*Task brief:*
Report all lines holding "UBND".

*Input material:*
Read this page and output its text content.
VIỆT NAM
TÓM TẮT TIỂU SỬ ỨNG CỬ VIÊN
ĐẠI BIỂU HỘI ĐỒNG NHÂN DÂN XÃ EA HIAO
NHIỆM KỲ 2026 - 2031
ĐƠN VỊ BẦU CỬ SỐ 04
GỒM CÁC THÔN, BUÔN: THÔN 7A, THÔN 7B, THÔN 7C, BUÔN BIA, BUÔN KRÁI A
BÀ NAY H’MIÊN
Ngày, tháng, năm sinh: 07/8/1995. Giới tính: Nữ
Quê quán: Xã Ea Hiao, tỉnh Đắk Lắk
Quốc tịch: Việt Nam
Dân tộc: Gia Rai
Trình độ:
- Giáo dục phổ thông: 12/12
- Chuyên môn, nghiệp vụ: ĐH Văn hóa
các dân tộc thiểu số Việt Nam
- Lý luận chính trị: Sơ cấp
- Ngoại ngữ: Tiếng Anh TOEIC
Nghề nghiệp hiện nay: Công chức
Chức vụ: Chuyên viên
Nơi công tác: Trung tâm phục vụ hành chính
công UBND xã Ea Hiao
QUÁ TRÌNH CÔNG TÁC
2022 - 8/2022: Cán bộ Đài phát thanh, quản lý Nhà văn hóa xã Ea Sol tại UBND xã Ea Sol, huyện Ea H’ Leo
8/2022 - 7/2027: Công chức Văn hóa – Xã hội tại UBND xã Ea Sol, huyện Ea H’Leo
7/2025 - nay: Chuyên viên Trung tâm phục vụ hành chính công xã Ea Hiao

*Final answer:*
công UBND xã Ea Hiao
2022 - 8/2022: Cán bộ Đài phát thanh, quản lý Nhà văn hóa xã Ea Sol tại UBND xã Ea Sol, huyện Ea H’ Leo
8/2022 - 7/2027: Công chức Văn hóa – Xã hội tại UBND xã Ea Sol, huyện Ea H’Leo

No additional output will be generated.